(Lines of data)
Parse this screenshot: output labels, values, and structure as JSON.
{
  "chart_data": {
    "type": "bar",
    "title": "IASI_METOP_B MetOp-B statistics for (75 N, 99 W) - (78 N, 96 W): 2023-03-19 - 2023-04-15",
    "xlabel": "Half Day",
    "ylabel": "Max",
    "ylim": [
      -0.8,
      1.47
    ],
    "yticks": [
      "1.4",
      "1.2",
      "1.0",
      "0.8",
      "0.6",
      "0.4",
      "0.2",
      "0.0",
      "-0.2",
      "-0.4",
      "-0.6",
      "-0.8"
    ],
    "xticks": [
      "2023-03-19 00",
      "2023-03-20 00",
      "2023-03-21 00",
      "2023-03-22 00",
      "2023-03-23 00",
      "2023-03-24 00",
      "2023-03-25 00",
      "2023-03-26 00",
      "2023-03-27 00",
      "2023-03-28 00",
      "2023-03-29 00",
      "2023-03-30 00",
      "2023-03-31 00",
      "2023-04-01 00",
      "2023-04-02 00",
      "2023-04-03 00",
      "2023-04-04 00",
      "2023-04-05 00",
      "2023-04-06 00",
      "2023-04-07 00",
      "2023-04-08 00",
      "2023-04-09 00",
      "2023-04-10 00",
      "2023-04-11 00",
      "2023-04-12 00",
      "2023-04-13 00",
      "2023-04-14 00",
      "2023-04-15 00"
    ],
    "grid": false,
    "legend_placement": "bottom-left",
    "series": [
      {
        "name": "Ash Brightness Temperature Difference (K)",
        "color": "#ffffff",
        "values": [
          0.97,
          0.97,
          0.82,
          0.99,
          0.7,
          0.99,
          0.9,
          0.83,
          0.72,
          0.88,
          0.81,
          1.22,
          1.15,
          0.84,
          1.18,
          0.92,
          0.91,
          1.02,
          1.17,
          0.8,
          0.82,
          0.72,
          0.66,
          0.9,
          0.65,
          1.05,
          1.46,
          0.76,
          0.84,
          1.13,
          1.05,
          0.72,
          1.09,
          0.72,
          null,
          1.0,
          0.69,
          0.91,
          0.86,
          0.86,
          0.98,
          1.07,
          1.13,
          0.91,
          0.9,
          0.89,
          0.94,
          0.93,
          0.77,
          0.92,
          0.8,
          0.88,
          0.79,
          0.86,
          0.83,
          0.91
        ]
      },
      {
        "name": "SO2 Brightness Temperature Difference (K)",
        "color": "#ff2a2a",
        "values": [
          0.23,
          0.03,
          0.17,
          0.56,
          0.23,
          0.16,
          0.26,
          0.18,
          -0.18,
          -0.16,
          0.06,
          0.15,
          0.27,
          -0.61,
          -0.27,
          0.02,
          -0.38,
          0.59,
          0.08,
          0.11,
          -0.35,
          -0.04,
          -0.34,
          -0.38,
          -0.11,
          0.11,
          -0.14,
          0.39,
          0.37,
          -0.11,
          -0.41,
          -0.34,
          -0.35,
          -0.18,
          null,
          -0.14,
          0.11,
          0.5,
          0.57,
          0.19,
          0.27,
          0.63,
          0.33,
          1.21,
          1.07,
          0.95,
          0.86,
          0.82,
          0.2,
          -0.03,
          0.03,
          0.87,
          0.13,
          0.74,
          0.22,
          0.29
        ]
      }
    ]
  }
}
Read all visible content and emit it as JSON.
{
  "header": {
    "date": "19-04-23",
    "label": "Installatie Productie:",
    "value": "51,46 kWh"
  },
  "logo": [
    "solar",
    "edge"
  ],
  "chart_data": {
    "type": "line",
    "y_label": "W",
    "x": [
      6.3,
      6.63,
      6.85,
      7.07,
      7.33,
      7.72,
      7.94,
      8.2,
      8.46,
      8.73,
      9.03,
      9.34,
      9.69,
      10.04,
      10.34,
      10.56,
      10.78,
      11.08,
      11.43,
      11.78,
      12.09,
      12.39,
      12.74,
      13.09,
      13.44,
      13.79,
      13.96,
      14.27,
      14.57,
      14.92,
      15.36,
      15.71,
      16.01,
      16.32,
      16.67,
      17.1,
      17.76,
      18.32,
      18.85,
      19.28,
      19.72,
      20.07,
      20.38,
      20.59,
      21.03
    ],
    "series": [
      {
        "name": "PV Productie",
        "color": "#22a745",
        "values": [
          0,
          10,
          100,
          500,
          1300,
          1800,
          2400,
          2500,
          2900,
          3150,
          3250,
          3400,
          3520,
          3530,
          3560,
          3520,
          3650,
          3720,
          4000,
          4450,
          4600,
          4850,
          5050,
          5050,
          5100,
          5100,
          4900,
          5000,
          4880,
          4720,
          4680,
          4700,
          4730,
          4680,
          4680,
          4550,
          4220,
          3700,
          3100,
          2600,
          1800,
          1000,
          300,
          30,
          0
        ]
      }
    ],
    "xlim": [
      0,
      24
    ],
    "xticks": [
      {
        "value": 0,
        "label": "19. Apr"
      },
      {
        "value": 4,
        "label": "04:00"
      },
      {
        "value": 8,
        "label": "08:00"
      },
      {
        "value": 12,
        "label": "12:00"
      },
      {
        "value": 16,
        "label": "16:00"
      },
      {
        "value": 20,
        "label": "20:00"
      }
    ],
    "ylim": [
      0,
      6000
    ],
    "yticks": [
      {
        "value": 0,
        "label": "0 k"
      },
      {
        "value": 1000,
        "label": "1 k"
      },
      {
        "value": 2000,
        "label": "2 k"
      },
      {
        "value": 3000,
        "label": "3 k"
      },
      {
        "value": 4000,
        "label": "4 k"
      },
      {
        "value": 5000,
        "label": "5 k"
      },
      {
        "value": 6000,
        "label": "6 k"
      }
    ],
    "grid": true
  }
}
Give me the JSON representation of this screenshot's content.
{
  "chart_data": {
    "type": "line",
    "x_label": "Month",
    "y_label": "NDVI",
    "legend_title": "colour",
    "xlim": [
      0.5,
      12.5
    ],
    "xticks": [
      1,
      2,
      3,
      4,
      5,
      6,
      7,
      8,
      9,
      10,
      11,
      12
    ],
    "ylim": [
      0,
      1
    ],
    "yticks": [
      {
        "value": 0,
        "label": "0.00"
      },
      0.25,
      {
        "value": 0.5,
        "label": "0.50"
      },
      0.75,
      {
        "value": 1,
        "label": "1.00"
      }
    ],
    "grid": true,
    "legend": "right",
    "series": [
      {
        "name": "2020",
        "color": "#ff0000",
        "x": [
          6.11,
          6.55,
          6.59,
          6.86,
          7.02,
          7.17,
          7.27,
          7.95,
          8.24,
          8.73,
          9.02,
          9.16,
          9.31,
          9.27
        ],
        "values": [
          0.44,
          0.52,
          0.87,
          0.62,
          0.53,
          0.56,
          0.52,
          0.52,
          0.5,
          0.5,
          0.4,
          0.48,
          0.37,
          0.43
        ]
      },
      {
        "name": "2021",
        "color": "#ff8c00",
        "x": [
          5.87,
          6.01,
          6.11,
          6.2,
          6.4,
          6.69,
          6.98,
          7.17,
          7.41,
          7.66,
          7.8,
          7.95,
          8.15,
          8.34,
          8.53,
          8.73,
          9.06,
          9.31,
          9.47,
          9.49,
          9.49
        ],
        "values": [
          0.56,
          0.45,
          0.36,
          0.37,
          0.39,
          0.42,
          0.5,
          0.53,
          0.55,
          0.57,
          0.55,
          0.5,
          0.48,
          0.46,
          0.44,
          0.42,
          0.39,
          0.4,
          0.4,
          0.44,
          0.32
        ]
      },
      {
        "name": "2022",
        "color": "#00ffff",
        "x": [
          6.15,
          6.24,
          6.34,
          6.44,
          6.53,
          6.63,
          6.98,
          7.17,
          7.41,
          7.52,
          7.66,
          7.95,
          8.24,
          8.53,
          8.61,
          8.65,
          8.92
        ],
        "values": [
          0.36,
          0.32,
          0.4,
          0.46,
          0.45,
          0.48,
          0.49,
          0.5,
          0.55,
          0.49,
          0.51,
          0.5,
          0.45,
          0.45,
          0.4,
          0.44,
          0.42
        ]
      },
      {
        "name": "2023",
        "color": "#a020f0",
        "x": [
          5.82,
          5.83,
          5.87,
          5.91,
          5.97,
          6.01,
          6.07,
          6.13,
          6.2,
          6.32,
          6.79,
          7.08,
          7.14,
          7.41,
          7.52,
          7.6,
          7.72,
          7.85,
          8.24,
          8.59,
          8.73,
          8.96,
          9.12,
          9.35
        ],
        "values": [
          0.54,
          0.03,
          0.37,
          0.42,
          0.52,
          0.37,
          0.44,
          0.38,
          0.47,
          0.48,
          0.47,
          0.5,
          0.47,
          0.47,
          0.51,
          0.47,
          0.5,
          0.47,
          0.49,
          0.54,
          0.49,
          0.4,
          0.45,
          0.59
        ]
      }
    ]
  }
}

◆ SHORT EXERCISE:
Return all lines with the word "Temperature" in them.

◆ RESPONSE TO THE TASK:
        "name": "Ash Brightness Temperature Difference (K)",
        "name": "SO2 Brightness Temperature Difference (K)",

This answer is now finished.